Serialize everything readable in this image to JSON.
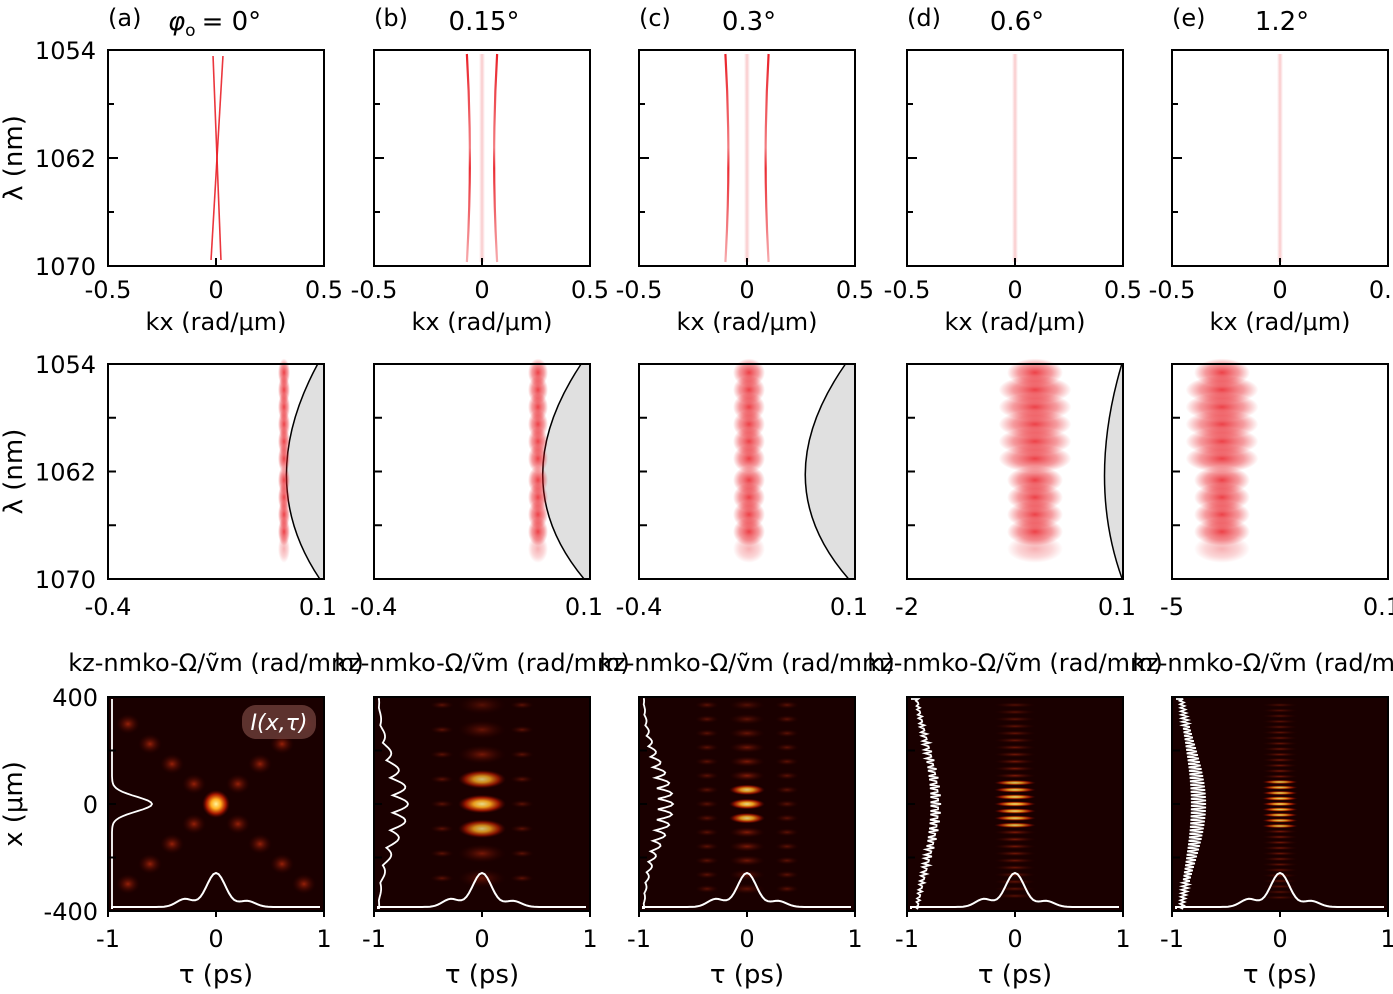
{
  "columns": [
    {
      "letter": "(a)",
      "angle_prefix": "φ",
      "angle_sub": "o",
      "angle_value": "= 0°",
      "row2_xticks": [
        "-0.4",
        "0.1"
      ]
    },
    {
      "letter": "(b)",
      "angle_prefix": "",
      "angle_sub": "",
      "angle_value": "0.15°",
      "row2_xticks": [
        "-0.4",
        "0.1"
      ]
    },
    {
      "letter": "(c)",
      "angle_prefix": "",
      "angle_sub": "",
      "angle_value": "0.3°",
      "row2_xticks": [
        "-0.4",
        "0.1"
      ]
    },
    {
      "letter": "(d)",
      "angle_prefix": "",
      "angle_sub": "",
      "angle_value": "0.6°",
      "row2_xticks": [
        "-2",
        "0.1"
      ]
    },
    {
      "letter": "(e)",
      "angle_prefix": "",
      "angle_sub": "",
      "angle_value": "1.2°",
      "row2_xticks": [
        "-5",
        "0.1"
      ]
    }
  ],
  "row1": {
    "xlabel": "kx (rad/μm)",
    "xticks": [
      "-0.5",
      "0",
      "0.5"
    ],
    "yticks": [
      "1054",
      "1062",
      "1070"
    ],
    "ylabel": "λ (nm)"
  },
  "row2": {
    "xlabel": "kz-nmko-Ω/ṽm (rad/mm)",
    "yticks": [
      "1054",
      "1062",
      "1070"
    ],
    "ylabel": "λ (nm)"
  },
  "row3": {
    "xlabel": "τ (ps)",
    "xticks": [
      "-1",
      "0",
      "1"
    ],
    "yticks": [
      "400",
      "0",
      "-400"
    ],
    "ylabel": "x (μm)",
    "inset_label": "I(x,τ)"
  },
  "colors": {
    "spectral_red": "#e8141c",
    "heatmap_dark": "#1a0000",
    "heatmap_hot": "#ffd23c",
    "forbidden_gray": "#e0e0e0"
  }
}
-*-
Aim of the exercise:
Find the word "letter" in the entries above and gather every line that holds it.

Answer to the exercise:
      "letter": "(a)",
      "letter": "(b)",
      "letter": "(c)",
      "letter": "(d)",
      "letter": "(e)",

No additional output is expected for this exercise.